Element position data
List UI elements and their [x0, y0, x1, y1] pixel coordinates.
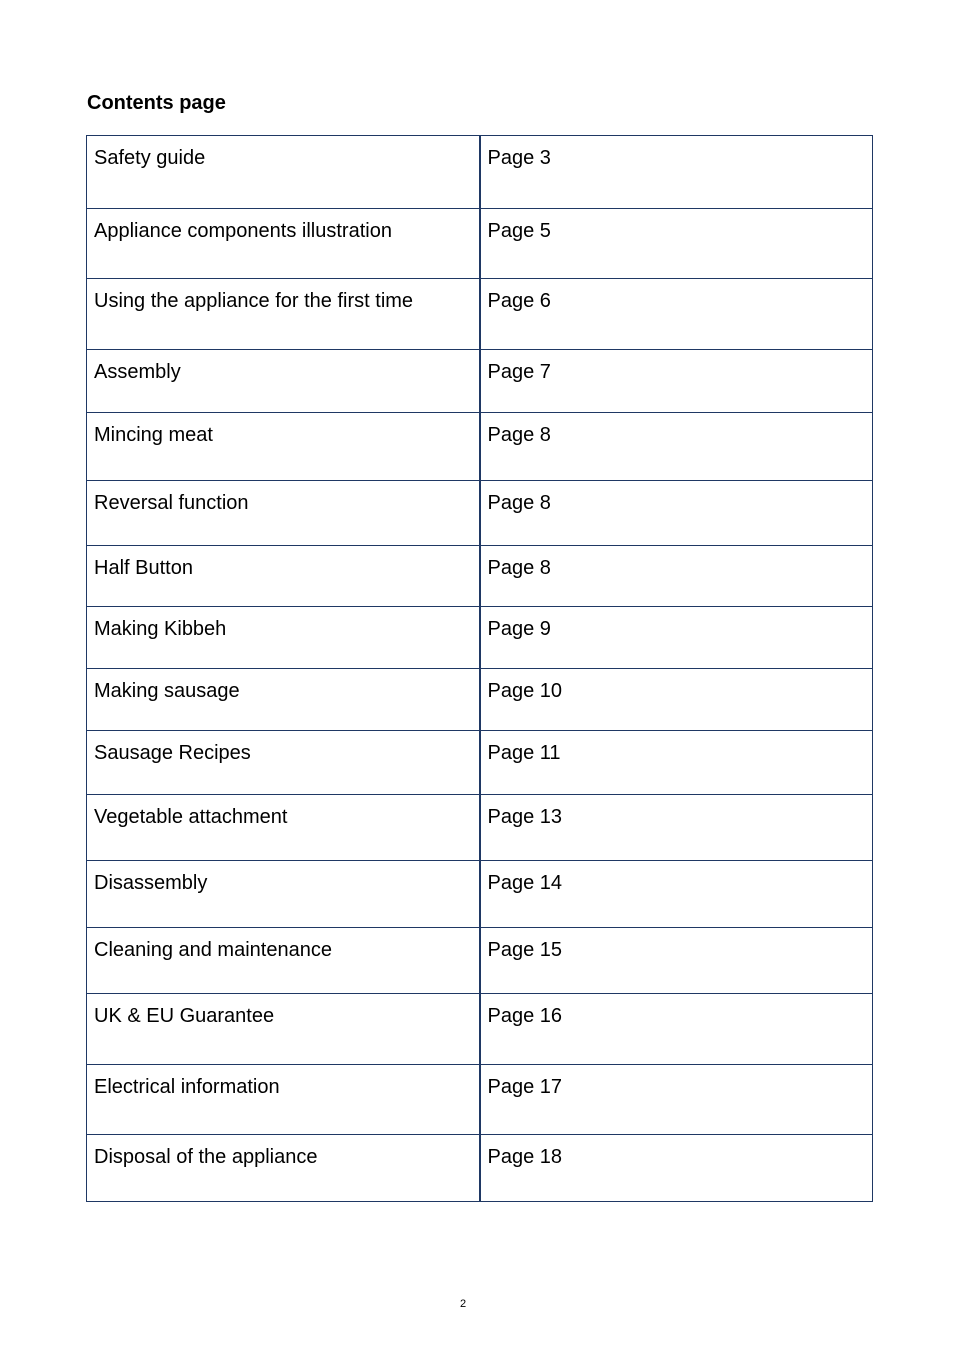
- section-title: Electrical information: [87, 1065, 480, 1135]
- section-page: Page 18: [480, 1135, 873, 1202]
- section-page: Page 5: [480, 209, 873, 279]
- section-page: Page 11: [480, 731, 873, 795]
- table-row: [87, 795, 873, 861]
- section-page: Page 9: [480, 607, 873, 669]
- section-page: Page 8: [480, 546, 873, 607]
- section-page: Page 16: [480, 994, 873, 1065]
- section-title: UK & EU Guarantee: [87, 994, 480, 1065]
- section-page: Page 6: [480, 279, 873, 350]
- section-title: Vegetable attachment: [87, 795, 480, 861]
- section-page: Page 14: [480, 861, 873, 928]
- page-title: Contents page: [87, 92, 226, 114]
- table-row: [87, 481, 873, 546]
- section-title: Reversal function: [87, 481, 480, 546]
- table-row: [87, 607, 873, 669]
- section-page: Page 10: [480, 669, 873, 731]
- table-row: [87, 1135, 873, 1202]
- section-title: Mincing meat: [87, 413, 480, 481]
- table-row: [87, 669, 873, 731]
- section-page: Page 8: [480, 481, 873, 546]
- table-row: [87, 350, 873, 413]
- table-row: [87, 861, 873, 928]
- section-title: Disposal of the appliance: [87, 1135, 480, 1202]
- table-row: [87, 994, 873, 1065]
- section-title: Assembly: [87, 350, 480, 413]
- contents-table: [86, 135, 873, 1202]
- section-page: Page 15: [480, 928, 873, 994]
- table-row: [87, 136, 873, 209]
- section-title: Cleaning and maintenance: [87, 928, 480, 994]
- section-title: Disassembly: [87, 861, 480, 928]
- table-row: [87, 1065, 873, 1135]
- table-row: [87, 546, 873, 607]
- table-row: [87, 209, 873, 279]
- section-page: Page 3: [480, 136, 873, 209]
- section-title: Half Button: [87, 546, 480, 607]
- table-row: [87, 279, 873, 350]
- section-title: Making Kibbeh: [87, 607, 480, 669]
- section-title: Making sausage: [87, 669, 480, 731]
- page-number: 2: [459, 1298, 467, 1310]
- section-page: Page 13: [480, 795, 873, 861]
- table-row: [87, 413, 873, 481]
- section-page: Page 17: [480, 1065, 873, 1135]
- section-title: Appliance components illustration: [87, 209, 480, 279]
- section-title: Safety guide: [87, 136, 480, 209]
- section-page: Page 8: [480, 413, 873, 481]
- section-title: Using the appliance for the first time: [87, 279, 480, 350]
- table-row: [87, 928, 873, 994]
- table-row: [87, 731, 873, 795]
- section-page: Page 7: [480, 350, 873, 413]
- section-title: Sausage Recipes: [87, 731, 480, 795]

Challenge
Rewrite the rows above with every "section-page" changed to "page-reference" and all other text kept the same. Leave the pictures out of your answer.

Answer to the problem
List UI elements and their [x0, y0, x1, y1] pixel coordinates.
- section-title: Electrical information: [87, 1065, 480, 1135]
- page-reference: Page 18: [480, 1135, 873, 1202]
- page-reference: Page 5: [480, 209, 873, 279]
- page-reference: Page 11: [480, 731, 873, 795]
- table-row: [87, 795, 873, 861]
- page-reference: Page 9: [480, 607, 873, 669]
- page-reference: Page 8: [480, 546, 873, 607]
- page-reference: Page 16: [480, 994, 873, 1065]
- section-title: UK & EU Guarantee: [87, 994, 480, 1065]
- page-reference: Page 6: [480, 279, 873, 350]
- section-title: Vegetable attachment: [87, 795, 480, 861]
- page-reference: Page 14: [480, 861, 873, 928]
- page-title: Contents page: [87, 92, 226, 114]
- table-row: [87, 481, 873, 546]
- section-title: Reversal function: [87, 481, 480, 546]
- table-row: [87, 607, 873, 669]
- page-reference: Page 10: [480, 669, 873, 731]
- table-row: [87, 1135, 873, 1202]
- section-title: Mincing meat: [87, 413, 480, 481]
- table-row: [87, 669, 873, 731]
- page-reference: Page 8: [480, 481, 873, 546]
- table-row: [87, 350, 873, 413]
- table-row: [87, 861, 873, 928]
- section-title: Disposal of the appliance: [87, 1135, 480, 1202]
- table-row: [87, 994, 873, 1065]
- section-title: Assembly: [87, 350, 480, 413]
- contents-table: [86, 135, 873, 1202]
- page-reference: Page 15: [480, 928, 873, 994]
- table-row: [87, 136, 873, 209]
- section-title: Cleaning and maintenance: [87, 928, 480, 994]
- section-title: Disassembly: [87, 861, 480, 928]
- table-row: [87, 1065, 873, 1135]
- table-row: [87, 546, 873, 607]
- table-row: [87, 209, 873, 279]
- page-reference: Page 3: [480, 136, 873, 209]
- section-title: Half Button: [87, 546, 480, 607]
- table-row: [87, 279, 873, 350]
- section-title: Making Kibbeh: [87, 607, 480, 669]
- section-title: Making sausage: [87, 669, 480, 731]
- page-number: 2: [459, 1298, 467, 1310]
- page-reference: Page 13: [480, 795, 873, 861]
- table-row: [87, 413, 873, 481]
- page-reference: Page 17: [480, 1065, 873, 1135]
- section-title: Appliance components illustration: [87, 209, 480, 279]
- section-title: Safety guide: [87, 136, 480, 209]
- page-reference: Page 8: [480, 413, 873, 481]
- section-title: Using the appliance for the first time: [87, 279, 480, 350]
- table-row: [87, 928, 873, 994]
- table-row: [87, 731, 873, 795]
- page-reference: Page 7: [480, 350, 873, 413]
- section-title: Sausage Recipes: [87, 731, 480, 795]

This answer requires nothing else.